• [Problem to solve]
The entries should be written out again exactly as they read.

• [Excerpted records]

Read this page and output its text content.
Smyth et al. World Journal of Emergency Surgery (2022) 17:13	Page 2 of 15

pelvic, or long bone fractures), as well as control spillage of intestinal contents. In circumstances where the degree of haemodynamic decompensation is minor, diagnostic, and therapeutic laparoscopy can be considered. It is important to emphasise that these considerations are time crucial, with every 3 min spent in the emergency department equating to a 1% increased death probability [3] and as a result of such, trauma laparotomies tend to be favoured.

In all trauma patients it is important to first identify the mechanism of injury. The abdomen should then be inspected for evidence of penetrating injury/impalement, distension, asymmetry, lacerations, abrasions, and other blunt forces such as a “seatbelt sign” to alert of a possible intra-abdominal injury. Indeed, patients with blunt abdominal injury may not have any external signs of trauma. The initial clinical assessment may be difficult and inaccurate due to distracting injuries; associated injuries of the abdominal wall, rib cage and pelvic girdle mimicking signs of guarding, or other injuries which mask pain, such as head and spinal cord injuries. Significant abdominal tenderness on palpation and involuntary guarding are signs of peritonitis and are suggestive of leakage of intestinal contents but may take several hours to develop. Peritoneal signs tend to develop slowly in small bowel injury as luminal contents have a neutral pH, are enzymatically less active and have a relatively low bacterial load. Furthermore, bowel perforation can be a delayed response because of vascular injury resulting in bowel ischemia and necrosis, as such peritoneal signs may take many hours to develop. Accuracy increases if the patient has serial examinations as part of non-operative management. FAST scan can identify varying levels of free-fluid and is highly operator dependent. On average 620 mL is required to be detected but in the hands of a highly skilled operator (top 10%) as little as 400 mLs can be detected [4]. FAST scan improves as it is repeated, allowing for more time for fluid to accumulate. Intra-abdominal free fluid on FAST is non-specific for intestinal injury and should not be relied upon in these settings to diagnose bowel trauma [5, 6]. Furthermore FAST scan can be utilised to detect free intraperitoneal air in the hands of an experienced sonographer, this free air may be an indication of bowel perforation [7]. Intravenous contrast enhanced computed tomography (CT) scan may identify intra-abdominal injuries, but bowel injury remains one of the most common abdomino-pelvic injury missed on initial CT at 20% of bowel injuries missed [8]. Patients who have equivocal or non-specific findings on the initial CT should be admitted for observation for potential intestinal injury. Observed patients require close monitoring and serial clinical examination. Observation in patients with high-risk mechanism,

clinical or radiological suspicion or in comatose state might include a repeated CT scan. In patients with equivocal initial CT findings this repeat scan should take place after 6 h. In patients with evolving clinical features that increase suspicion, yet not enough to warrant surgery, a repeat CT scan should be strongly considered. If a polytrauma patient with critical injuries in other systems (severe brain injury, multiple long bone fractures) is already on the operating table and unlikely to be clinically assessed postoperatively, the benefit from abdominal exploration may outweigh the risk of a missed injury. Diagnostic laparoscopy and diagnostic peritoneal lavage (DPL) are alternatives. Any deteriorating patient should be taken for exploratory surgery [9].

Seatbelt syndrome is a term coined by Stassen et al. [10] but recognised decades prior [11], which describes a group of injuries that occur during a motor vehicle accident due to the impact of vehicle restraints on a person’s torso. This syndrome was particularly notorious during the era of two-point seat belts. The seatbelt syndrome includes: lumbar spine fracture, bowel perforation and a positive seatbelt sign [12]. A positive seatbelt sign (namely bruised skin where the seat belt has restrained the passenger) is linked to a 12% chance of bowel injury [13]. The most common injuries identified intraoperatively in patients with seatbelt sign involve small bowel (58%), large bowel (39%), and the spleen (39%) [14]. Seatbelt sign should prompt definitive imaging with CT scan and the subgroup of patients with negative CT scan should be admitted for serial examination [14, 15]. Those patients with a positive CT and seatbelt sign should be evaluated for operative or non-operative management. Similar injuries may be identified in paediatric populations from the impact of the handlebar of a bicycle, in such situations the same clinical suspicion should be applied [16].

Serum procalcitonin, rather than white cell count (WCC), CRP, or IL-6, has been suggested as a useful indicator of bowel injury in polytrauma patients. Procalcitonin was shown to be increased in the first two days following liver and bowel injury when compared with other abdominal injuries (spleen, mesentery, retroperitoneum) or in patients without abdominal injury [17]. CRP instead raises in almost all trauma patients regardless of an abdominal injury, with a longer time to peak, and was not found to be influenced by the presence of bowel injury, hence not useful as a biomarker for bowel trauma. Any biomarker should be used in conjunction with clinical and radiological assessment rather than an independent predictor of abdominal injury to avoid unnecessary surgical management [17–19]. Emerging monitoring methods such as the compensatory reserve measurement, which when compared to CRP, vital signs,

• [Response]
Read this page and output its text content.
Smyth et al. World Journal of Emergency Surgery (2022) 17:13	Page 2 of 15

pelvic, or long bone fractures), as well as control spillage of intestinal contents. In circumstances where the degree of haemodynamic decompensation is minor, diagnostic, and therapeutic laparoscopy can be considered. It is important to emphasise that these considerations are time crucial, with every 3 min spent in the emergency department equating to a 1% increased death probability [3] and as a result of such, trauma laparotomies tend to be favoured.

In all trauma patients it is important to first identify the mechanism of injury. The abdomen should then be inspected for evidence of penetrating injury/impalement, distension, asymmetry, lacerations, abrasions, and other blunt forces such as a “seatbelt sign” to alert of a possible intra-abdominal injury. Indeed, patients with blunt abdominal injury may not have any external signs of trauma. The initial clinical assessment may be difficult and inaccurate due to distracting injuries; associated injuries of the abdominal wall, rib cage and pelvic girdle mimicking signs of guarding, or other injuries which mask pain, such as head and spinal cord injuries. Significant abdominal tenderness on palpation and involuntary guarding are signs of peritonitis and are suggestive of leakage of intestinal contents but may take several hours to develop. Peritoneal signs tend to develop slowly in small bowel injury as luminal contents have a neutral pH, are enzymatically less active and have a relatively low bacterial load. Furthermore, bowel perforation can be a delayed response because of vascular injury resulting in bowel ischemia and necrosis, as such peritoneal signs may take many hours to develop. Accuracy increases if the patient has serial examinations as part of non-operative management. FAST scan can identify varying levels of free-fluid and is highly operator dependent. On average 620 mL is required to be detected but in the hands of a highly skilled operator (top 10%) as little as 400 mLs can be detected [4]. FAST scan improves as it is repeated, allowing for more time for fluid to accumulate. Intra-abdominal free fluid on FAST is non-specific for intestinal injury and should not be relied upon in these settings to diagnose bowel trauma [5, 6]. Furthermore FAST scan can be utilised to detect free intraperitoneal air in the hands of an experienced sonographer, this free air may be an indication of bowel perforation [7]. Intravenous contrast enhanced computed tomography (CT) scan may identify intra-abdominal injuries, but bowel injury remains one of the most common abdomino-pelvic injury missed on initial CT at 20% of bowel injuries missed [8]. Patients who have equivocal or non-specific findings on the initial CT should be admitted for observation for potential intestinal injury. Observed patients require close monitoring and serial clinical examination. Observation in patients with high-risk mechanism,

clinical or radiological suspicion or in comatose state might include a repeated CT scan. In patients with equivocal initial CT findings this repeat scan should take place after 6 h. In patients with evolving clinical features that increase suspicion, yet not enough to warrant surgery, a repeat CT scan should be strongly considered. If a polytrauma patient with critical injuries in other systems (severe brain injury, multiple long bone fractures) is already on the operating table and unlikely to be clinically assessed postoperatively, the benefit from abdominal exploration may outweigh the risk of a missed injury. Diagnostic laparoscopy and diagnostic peritoneal lavage (DPL) are alternatives. Any deteriorating patient should be taken for exploratory surgery [9].

Seatbelt syndrome is a term coined by Stassen et al. [10] but recognised decades prior [11], which describes a group of injuries that occur during a motor vehicle accident due to the impact of vehicle restraints on a person’s torso. This syndrome was particularly notorious during the era of two-point seat belts. The seatbelt syndrome includes: lumbar spine fracture, bowel perforation and a positive seatbelt sign [12]. A positive seatbelt sign (namely bruised skin where the seat belt has restrained the passenger) is linked to a 12% chance of bowel injury [13]. The most common injuries identified intraoperatively in patients with seatbelt sign involve small bowel (58%), large bowel (39%), and the spleen (39%) [14]. Seatbelt sign should prompt definitive imaging with CT scan and the subgroup of patients with negative CT scan should be admitted for serial examination [14, 15]. Those patients with a positive CT and seatbelt sign should be evaluated for operative or non-operative management. Similar injuries may be identified in paediatric populations from the impact of the handlebar of a bicycle, in such situations the same clinical suspicion should be applied [16].

Serum procalcitonin, rather than white cell count (WCC), CRP, or IL-6, has been suggested as a useful indicator of bowel injury in polytrauma patients. Procalcitonin was shown to be increased in the first two days following liver and bowel injury when compared with other abdominal injuries (spleen, mesentery, retroperitoneum) or in patients without abdominal injury [17]. CRP instead raises in almost all trauma patients regardless of an abdominal injury, with a longer time to peak, and was not found to be influenced by the presence of bowel injury, hence not useful as a biomarker for bowel trauma. Any biomarker should be used in conjunction with clinical and radiological assessment rather than an independent predictor of abdominal injury to avoid unnecessary surgical management [17–19]. Emerging monitoring methods such as the compensatory reserve measurement, which when compared to CRP, vital signs,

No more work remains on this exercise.